_STATED GOAL_
Set down, in full, every record in the block.

_STORED ROWS_
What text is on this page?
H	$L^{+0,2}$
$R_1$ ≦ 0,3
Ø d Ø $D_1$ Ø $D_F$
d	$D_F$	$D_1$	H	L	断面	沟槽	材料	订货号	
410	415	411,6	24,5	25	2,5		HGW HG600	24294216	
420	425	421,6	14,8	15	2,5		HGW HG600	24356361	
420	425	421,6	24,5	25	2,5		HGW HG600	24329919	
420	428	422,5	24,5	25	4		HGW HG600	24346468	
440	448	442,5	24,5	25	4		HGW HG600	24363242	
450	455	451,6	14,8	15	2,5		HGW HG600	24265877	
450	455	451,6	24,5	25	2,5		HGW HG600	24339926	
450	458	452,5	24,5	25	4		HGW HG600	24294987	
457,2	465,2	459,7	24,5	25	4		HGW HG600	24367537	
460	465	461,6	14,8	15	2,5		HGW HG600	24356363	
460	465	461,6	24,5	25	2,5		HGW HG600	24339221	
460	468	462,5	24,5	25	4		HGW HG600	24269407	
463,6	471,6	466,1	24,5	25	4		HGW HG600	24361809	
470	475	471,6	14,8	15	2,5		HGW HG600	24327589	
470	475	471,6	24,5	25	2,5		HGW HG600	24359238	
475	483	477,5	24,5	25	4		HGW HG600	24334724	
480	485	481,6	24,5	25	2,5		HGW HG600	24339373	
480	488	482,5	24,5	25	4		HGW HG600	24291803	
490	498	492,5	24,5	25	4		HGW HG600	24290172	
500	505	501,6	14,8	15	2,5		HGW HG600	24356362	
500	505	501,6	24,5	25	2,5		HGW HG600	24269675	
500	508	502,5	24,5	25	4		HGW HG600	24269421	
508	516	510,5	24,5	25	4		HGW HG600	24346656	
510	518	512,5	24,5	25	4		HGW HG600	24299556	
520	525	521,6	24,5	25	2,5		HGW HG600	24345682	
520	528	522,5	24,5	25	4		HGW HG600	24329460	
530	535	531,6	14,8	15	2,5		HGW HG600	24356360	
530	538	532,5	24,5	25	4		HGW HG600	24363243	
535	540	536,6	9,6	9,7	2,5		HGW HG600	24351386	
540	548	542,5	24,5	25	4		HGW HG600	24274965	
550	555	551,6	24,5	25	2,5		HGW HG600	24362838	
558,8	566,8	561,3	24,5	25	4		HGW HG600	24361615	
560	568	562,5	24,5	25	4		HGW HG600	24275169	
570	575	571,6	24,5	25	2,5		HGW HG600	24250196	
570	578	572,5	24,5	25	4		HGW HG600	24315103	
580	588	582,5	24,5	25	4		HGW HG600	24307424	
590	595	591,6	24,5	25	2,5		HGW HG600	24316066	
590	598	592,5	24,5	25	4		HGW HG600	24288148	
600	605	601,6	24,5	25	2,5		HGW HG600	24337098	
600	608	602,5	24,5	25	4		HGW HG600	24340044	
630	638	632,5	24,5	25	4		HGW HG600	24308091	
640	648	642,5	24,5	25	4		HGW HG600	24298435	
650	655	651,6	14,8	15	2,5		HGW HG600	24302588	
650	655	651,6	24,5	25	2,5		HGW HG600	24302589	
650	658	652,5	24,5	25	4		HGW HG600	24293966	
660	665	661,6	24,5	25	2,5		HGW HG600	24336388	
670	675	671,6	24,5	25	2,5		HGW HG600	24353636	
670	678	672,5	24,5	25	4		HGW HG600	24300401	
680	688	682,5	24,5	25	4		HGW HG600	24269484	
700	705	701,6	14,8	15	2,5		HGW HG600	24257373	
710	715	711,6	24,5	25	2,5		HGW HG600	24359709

_SOLUTION BELOW_
What text is on this page?
H	$L^{+0,2}$
$R_1$ ≦ 0,3
Ø d Ø $D_1$ Ø $D_F$
d	$D_F$	$D_1$	H	L	断面	沟槽	材料	订货号	
410	415	411,6	24,5	25	2,5		HGW HG600	24294216	
420	425	421,6	14,8	15	2,5		HGW HG600	24356361	
420	425	421,6	24,5	25	2,5		HGW HG600	24329919	
420	428	422,5	24,5	25	4		HGW HG600	24346468	
440	448	442,5	24,5	25	4		HGW HG600	24363242	
450	455	451,6	14,8	15	2,5		HGW HG600	24265877	
450	455	451,6	24,5	25	2,5		HGW HG600	24339926	
450	458	452,5	24,5	25	4		HGW HG600	24294987	
457,2	465,2	459,7	24,5	25	4		HGW HG600	24367537	
460	465	461,6	14,8	15	2,5		HGW HG600	24356363	
460	465	461,6	24,5	25	2,5		HGW HG600	24339221	
460	468	462,5	24,5	25	4		HGW HG600	24269407	
463,6	471,6	466,1	24,5	25	4		HGW HG600	24361809	
470	475	471,6	14,8	15	2,5		HGW HG600	24327589	
470	475	471,6	24,5	25	2,5		HGW HG600	24359238	
475	483	477,5	24,5	25	4		HGW HG600	24334724	
480	485	481,6	24,5	25	2,5		HGW HG600	24339373	
480	488	482,5	24,5	25	4		HGW HG600	24291803	
490	498	492,5	24,5	25	4		HGW HG600	24290172	
500	505	501,6	14,8	15	2,5		HGW HG600	24356362	
500	505	501,6	24,5	25	2,5		HGW HG600	24269675	
500	508	502,5	24,5	25	4		HGW HG600	24269421	
508	516	510,5	24,5	25	4		HGW HG600	24346656	
510	518	512,5	24,5	25	4		HGW HG600	24299556	
520	525	521,6	24,5	25	2,5		HGW HG600	24345682	
520	528	522,5	24,5	25	4		HGW HG600	24329460	
530	535	531,6	14,8	15	2,5		HGW HG600	24356360	
530	538	532,5	24,5	25	4		HGW HG600	24363243	
535	540	536,6	9,6	9,7	2,5		HGW HG600	24351386	
540	548	542,5	24,5	25	4		HGW HG600	24274965	
550	555	551,6	24,5	25	2,5		HGW HG600	24362838	
558,8	566,8	561,3	24,5	25	4		HGW HG600	24361615	
560	568	562,5	24,5	25	4		HGW HG600	24275169	
570	575	571,6	24,5	25	2,5		HGW HG600	24250196	
570	578	572,5	24,5	25	4		HGW HG600	24315103	
580	588	582,5	24,5	25	4		HGW HG600	24307424	
590	595	591,6	24,5	25	2,5		HGW HG600	24316066	
590	598	592,5	24,5	25	4		HGW HG600	24288148	
600	605	601,6	24,5	25	2,5		HGW HG600	24337098	
600	608	602,5	24,5	25	4		HGW HG600	24340044	
630	638	632,5	24,5	25	4		HGW HG600	24308091	
640	648	642,5	24,5	25	4		HGW HG600	24298435	
650	655	651,6	14,8	15	2,5		HGW HG600	24302588	
650	655	651,6	24,5	25	2,5		HGW HG600	24302589	
650	658	652,5	24,5	25	4		HGW HG600	24293966	
660	665	661,6	24,5	25	2,5		HGW HG600	24336388	
670	675	671,6	24,5	25	2,5		HGW HG600	24353636	
670	678	672,5	24,5	25	4		HGW HG600	24300401	
680	688	682,5	24,5	25	4		HGW HG600	24269484	
700	705	701,6	14,8	15	2,5		HGW HG600	24257373	
710	715	711,6	24,5	25	2,5		HGW HG600	24359709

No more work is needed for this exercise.